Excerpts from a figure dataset
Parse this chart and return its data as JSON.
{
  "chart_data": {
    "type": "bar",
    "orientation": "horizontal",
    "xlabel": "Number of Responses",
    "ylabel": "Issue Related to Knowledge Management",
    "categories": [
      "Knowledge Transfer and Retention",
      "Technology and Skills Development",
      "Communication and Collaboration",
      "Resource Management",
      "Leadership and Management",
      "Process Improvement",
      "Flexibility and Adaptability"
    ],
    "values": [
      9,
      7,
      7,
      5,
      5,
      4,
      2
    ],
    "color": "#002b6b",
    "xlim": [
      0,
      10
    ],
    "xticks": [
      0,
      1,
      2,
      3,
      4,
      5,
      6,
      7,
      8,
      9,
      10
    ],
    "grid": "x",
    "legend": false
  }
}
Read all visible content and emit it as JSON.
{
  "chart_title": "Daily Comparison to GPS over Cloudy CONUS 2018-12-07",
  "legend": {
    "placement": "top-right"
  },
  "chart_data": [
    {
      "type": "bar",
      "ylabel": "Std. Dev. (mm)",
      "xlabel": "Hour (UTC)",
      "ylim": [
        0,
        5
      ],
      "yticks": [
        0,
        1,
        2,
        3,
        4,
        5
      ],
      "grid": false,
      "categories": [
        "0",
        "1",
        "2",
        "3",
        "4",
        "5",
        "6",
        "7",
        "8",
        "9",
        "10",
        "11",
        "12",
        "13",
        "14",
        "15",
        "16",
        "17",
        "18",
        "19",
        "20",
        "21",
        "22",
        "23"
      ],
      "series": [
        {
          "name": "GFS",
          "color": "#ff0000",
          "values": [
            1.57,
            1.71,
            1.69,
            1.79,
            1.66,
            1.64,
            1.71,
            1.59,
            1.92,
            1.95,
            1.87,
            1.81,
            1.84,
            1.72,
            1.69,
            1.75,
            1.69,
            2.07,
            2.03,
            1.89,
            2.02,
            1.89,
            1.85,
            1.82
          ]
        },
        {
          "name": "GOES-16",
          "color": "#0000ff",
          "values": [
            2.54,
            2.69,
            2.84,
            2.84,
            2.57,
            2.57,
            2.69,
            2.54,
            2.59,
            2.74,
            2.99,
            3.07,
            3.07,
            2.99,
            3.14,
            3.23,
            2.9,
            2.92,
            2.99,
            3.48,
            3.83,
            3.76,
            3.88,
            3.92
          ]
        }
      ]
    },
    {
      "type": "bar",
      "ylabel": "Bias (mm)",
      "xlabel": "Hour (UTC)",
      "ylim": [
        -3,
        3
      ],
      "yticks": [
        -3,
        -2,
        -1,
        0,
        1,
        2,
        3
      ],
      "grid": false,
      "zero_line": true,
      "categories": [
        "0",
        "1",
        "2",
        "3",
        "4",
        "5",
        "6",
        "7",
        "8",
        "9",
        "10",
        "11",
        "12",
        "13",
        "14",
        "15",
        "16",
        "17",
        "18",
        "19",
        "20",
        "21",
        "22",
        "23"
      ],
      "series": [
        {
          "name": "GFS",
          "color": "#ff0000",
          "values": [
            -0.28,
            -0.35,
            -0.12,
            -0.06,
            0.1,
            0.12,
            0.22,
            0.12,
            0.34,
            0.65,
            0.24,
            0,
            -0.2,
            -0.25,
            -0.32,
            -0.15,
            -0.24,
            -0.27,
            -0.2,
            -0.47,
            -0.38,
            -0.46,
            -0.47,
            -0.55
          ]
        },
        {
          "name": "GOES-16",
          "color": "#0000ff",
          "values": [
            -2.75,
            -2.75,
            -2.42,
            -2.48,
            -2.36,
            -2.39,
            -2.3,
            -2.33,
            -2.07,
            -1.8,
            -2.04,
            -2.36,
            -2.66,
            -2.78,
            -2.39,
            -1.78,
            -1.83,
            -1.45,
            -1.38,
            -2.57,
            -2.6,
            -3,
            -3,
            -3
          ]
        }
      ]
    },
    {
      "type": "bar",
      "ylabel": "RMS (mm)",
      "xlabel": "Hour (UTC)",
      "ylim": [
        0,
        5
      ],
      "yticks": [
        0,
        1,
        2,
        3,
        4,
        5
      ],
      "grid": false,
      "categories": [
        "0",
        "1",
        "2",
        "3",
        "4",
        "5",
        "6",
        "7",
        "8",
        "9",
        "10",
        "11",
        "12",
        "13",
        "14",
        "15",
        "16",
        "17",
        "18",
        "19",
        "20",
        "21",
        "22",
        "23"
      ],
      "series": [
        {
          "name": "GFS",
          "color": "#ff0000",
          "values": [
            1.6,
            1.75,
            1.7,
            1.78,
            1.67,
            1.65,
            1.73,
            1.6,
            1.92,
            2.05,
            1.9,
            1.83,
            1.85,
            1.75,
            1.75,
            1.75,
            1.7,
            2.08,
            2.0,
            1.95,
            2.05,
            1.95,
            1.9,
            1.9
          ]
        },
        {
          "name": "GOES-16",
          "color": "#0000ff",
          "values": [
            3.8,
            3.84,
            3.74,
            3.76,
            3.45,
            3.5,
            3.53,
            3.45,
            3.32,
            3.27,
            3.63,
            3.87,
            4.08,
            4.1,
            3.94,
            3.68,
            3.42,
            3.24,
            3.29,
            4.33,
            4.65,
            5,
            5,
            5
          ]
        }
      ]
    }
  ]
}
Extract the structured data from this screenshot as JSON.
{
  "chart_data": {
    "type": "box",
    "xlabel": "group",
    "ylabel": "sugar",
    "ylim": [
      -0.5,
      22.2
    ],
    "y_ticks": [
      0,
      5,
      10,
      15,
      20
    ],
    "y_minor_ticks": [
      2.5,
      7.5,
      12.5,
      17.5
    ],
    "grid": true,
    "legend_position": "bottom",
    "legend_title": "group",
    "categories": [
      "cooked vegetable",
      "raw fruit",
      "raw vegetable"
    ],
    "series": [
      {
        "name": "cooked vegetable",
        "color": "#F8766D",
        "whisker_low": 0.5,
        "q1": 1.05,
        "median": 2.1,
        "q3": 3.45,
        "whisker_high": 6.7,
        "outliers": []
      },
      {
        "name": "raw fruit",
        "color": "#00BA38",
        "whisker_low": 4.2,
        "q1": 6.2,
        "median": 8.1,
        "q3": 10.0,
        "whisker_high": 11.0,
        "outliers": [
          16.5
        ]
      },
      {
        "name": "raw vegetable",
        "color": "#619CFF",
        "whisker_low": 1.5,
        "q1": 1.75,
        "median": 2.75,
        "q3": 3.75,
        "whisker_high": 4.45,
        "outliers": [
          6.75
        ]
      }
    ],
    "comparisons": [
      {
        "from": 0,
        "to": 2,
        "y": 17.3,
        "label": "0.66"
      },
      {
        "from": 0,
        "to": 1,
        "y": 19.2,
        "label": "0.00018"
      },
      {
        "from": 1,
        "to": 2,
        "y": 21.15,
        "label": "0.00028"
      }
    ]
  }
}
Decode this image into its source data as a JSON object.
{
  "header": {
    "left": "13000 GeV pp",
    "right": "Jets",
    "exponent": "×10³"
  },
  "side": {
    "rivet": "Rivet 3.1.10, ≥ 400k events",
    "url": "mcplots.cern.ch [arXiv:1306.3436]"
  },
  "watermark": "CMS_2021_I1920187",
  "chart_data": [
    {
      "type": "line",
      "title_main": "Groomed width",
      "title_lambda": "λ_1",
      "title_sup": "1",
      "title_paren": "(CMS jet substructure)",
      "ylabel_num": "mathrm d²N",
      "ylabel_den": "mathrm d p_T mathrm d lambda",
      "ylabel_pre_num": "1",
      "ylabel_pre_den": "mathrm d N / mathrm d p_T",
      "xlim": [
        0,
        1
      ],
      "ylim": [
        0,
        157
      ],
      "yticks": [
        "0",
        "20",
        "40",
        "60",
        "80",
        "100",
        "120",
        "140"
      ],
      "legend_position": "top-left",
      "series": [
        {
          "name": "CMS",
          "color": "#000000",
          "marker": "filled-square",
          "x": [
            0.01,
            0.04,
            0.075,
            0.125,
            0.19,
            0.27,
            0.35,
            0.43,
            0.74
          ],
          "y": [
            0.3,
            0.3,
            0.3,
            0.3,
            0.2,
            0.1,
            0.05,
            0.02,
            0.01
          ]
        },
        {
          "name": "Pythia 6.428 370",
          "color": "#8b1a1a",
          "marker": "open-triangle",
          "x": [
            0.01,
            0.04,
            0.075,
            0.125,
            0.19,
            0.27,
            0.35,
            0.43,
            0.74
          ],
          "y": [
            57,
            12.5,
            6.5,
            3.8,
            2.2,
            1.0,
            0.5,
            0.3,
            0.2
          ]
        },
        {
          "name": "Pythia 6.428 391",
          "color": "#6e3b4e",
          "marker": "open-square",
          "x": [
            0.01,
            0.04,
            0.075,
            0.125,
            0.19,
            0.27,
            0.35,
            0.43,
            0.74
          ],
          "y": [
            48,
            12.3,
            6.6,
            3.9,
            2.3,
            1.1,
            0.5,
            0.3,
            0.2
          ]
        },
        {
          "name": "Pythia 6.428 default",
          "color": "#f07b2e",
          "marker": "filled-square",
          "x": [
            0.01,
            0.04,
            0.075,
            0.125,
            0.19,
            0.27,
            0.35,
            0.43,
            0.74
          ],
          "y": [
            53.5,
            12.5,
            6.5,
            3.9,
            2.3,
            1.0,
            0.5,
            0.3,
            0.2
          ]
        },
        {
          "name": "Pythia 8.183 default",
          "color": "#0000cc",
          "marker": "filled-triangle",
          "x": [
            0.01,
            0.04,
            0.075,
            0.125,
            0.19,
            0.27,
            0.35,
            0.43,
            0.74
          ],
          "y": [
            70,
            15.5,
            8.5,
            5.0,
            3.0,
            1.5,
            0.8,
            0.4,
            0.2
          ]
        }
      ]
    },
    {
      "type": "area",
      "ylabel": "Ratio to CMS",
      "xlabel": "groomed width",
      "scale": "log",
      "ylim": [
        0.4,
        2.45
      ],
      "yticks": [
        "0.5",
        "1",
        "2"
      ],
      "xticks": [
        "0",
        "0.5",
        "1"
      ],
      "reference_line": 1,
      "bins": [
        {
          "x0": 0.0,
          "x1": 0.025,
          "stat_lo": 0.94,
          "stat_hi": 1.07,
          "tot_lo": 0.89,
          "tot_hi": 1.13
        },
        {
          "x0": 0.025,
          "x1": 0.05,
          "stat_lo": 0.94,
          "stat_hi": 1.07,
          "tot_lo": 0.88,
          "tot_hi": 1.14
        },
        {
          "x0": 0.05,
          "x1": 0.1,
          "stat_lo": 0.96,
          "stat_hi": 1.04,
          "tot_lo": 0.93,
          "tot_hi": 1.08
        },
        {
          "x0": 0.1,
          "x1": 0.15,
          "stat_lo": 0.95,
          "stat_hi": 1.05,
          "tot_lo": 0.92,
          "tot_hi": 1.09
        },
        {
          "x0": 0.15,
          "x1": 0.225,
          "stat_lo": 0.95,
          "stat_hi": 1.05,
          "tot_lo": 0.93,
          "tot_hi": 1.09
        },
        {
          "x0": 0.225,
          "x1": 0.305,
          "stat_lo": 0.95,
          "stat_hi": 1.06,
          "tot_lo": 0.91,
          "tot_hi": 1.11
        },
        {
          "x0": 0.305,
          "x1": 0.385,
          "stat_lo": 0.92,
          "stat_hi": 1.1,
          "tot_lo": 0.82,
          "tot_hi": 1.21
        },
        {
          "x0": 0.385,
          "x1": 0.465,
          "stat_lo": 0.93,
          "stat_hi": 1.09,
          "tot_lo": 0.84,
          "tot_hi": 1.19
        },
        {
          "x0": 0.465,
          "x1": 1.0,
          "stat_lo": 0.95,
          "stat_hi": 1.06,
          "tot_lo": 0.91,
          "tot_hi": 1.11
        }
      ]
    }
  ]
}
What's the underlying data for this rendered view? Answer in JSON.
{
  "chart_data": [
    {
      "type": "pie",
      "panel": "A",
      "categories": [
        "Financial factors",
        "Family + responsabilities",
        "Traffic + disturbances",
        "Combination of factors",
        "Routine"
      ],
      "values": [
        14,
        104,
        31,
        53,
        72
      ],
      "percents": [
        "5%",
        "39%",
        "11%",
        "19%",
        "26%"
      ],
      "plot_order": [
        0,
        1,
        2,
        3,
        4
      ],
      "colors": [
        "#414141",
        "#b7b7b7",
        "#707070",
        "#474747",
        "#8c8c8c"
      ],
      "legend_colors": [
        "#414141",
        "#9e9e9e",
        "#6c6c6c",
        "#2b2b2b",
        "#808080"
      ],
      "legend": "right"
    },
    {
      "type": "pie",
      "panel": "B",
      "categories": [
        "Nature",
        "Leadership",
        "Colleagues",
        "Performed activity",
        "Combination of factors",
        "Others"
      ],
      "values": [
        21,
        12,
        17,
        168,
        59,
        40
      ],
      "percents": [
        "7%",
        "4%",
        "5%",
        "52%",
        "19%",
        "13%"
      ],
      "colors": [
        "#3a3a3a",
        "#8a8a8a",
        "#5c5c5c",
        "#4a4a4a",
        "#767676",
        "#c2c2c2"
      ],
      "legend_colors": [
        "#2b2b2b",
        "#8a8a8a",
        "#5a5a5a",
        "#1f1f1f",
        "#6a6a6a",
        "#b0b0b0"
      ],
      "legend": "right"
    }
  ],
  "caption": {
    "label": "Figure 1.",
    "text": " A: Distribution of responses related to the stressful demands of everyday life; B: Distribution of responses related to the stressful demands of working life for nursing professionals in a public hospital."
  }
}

• STATED TASK:
Tally the lines that hold the string "Knowledge" and state the total, nothing more.

• EXPECTED ANSWER:
2